**REQUIREMENTS:**
Check each line of the listing below for the string "Output", and copy the ones that have it.

.....

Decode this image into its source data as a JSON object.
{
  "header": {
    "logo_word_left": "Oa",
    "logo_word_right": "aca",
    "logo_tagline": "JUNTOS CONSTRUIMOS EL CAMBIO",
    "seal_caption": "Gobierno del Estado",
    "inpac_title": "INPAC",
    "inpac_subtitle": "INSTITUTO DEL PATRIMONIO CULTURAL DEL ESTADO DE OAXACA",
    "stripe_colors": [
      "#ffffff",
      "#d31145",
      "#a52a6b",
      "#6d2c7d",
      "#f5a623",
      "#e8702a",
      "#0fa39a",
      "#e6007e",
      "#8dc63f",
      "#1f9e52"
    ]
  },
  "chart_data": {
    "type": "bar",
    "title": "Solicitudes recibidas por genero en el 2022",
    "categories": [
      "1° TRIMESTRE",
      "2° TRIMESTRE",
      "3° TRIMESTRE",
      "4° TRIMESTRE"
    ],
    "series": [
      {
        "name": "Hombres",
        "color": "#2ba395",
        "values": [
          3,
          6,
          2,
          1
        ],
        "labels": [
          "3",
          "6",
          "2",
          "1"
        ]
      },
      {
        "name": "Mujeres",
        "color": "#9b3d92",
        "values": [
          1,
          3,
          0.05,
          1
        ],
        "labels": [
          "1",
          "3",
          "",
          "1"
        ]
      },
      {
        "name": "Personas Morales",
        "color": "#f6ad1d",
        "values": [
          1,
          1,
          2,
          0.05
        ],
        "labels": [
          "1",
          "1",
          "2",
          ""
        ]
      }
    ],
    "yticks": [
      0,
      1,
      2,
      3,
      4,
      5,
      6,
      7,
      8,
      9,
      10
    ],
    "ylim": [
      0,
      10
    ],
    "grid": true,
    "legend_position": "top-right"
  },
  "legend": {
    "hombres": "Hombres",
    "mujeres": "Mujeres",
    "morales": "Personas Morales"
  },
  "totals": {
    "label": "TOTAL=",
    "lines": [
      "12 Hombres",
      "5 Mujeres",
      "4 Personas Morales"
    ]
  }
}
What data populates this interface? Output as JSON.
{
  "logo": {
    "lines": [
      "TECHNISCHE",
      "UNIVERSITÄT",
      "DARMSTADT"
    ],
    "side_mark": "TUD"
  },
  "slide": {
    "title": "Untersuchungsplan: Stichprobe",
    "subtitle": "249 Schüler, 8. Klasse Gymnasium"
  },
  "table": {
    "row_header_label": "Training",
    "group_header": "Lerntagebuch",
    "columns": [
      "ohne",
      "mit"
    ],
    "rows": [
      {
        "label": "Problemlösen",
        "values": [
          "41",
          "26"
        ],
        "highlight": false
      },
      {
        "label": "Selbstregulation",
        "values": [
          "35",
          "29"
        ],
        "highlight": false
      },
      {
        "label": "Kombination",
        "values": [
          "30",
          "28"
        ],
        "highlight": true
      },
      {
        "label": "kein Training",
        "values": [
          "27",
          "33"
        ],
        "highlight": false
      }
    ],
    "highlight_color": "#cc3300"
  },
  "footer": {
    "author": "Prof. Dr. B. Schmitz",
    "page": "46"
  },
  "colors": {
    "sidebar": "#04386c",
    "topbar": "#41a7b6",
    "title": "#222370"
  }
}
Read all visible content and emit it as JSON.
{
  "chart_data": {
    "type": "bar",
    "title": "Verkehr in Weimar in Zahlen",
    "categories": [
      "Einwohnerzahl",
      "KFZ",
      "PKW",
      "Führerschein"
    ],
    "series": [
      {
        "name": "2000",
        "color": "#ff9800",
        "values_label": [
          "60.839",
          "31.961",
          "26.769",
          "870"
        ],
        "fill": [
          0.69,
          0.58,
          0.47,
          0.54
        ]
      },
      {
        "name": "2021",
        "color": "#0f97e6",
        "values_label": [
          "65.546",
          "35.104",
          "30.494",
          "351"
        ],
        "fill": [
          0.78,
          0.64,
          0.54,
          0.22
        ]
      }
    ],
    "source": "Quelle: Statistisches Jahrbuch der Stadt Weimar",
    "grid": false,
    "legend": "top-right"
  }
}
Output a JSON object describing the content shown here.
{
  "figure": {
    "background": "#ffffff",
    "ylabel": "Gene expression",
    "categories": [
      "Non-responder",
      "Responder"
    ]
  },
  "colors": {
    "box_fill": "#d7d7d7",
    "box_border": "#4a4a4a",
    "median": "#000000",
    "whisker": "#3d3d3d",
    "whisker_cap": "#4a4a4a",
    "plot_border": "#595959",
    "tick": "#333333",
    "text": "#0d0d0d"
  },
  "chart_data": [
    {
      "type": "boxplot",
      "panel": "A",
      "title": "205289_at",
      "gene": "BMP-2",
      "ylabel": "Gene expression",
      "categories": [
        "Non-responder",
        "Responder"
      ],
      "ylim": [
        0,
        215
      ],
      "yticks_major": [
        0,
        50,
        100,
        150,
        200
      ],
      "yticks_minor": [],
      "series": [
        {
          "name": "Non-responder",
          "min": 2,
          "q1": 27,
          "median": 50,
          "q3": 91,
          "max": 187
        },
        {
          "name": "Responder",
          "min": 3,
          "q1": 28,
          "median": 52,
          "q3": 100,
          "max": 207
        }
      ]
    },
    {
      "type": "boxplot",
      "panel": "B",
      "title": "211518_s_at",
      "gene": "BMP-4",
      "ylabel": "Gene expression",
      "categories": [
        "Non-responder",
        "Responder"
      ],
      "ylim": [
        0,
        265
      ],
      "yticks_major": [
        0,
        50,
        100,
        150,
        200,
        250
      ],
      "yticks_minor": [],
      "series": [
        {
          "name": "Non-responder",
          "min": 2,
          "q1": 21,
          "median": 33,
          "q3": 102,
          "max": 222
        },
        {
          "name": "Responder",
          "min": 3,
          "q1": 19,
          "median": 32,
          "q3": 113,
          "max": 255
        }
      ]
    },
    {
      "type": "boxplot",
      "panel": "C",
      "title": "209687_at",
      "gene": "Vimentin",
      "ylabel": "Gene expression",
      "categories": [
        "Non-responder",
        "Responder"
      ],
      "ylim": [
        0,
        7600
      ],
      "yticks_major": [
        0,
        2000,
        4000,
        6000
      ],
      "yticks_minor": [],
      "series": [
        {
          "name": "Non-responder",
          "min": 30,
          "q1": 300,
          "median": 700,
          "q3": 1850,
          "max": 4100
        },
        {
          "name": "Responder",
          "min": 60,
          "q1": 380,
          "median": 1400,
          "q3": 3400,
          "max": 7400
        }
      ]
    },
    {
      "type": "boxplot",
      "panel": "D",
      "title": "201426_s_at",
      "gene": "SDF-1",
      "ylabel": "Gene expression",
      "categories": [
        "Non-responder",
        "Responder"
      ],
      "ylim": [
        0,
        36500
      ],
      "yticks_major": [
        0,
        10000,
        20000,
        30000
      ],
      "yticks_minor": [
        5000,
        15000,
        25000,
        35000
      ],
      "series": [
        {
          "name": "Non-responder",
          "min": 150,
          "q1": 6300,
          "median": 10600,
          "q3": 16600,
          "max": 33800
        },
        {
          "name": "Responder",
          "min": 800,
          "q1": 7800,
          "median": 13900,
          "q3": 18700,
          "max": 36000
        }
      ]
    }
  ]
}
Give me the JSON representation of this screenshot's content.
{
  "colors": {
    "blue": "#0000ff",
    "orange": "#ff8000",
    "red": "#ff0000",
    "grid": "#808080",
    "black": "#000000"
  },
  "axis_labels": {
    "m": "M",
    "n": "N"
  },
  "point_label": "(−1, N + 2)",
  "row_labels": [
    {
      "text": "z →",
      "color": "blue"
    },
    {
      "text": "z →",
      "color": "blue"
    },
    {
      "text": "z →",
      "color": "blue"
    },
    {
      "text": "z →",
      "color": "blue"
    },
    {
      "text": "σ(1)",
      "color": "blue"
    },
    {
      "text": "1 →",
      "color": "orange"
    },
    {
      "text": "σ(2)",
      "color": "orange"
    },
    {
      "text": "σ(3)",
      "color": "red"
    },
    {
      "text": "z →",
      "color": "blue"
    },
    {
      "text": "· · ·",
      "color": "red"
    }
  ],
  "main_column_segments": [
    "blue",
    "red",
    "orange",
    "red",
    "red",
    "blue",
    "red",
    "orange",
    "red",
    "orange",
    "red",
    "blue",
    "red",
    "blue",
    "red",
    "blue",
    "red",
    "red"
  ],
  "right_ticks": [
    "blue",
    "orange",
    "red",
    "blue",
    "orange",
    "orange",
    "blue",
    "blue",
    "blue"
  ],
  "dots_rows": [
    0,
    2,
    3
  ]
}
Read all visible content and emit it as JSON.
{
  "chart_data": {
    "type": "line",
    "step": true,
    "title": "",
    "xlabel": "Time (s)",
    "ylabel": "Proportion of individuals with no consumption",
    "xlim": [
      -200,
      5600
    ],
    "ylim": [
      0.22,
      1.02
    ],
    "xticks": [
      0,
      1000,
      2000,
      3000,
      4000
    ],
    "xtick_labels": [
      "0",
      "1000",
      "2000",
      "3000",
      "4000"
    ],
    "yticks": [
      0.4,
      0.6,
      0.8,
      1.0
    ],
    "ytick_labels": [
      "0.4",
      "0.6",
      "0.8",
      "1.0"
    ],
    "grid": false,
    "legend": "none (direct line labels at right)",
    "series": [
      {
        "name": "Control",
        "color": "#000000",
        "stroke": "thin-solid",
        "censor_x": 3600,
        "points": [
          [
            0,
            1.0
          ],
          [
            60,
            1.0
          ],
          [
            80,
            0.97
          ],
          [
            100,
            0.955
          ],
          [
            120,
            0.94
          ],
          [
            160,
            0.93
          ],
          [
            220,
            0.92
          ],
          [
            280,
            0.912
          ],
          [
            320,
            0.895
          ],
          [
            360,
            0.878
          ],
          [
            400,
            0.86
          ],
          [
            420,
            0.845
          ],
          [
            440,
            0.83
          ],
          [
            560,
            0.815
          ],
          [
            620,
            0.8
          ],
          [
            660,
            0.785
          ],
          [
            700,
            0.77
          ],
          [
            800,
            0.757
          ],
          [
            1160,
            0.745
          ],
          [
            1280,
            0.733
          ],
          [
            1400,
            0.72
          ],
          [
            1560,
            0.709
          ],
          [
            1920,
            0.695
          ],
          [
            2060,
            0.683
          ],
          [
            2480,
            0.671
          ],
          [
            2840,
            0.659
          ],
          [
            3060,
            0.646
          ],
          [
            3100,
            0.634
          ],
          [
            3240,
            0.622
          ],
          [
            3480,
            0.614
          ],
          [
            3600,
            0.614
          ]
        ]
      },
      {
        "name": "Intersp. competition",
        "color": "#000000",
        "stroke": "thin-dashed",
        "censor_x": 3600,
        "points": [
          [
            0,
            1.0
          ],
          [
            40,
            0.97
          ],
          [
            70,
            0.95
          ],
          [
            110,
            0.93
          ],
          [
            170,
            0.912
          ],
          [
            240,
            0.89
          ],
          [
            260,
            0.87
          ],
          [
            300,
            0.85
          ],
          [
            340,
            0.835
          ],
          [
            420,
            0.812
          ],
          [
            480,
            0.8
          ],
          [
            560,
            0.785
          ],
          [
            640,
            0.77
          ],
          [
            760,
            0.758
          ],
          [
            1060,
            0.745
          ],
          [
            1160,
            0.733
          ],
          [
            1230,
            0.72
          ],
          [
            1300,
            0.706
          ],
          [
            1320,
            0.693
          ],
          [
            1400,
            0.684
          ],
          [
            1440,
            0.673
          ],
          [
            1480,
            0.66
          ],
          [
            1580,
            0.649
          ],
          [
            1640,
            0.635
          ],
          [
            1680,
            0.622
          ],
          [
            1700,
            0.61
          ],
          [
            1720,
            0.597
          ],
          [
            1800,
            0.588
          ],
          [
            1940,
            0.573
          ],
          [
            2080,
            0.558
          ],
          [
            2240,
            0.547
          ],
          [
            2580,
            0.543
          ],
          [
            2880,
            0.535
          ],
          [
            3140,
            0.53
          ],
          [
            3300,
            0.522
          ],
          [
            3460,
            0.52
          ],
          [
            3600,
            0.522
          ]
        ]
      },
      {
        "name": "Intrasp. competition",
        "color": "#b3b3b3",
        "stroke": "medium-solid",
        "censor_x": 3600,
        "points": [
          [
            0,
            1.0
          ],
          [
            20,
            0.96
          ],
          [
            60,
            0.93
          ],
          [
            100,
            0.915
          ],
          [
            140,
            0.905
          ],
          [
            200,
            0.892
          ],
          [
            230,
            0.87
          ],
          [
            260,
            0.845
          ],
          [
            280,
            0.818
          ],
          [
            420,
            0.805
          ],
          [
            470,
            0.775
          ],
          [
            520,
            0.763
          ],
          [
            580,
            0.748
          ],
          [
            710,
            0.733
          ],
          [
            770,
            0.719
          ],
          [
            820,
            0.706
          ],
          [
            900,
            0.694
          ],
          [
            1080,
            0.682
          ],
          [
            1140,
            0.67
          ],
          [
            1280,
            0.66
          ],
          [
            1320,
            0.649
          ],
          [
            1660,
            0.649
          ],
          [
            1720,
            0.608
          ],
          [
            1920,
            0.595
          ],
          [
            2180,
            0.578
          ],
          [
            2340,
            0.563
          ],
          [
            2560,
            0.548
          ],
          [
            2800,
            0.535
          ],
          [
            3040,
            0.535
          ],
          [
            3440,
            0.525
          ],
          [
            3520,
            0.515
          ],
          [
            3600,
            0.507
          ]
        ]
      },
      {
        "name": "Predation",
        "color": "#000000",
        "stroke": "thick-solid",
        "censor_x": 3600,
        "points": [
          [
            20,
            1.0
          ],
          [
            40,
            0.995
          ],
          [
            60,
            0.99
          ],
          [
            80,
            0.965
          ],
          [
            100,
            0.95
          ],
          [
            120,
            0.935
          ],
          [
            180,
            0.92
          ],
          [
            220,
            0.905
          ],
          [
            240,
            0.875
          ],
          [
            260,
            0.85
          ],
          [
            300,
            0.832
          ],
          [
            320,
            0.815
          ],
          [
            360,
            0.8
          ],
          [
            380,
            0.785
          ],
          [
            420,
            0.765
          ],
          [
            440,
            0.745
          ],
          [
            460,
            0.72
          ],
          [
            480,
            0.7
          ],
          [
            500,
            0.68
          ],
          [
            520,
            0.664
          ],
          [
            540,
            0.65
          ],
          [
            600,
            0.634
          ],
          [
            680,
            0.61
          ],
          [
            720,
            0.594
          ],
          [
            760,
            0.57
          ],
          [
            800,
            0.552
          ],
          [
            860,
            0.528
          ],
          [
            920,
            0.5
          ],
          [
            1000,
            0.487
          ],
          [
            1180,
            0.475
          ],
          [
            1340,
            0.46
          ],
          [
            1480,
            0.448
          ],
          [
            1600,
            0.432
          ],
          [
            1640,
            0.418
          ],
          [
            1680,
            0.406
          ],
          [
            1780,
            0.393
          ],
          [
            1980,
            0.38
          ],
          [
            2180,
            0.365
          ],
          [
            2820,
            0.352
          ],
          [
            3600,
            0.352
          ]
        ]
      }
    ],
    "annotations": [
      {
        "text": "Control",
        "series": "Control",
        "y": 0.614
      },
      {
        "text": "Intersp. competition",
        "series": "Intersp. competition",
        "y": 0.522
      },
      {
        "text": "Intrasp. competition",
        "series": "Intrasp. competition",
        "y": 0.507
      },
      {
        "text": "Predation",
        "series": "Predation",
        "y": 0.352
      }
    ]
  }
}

.....

**ANSWER TO THE TASK:**
What data populates this interface? Output as JSON.
Output a JSON object describing the content shown here.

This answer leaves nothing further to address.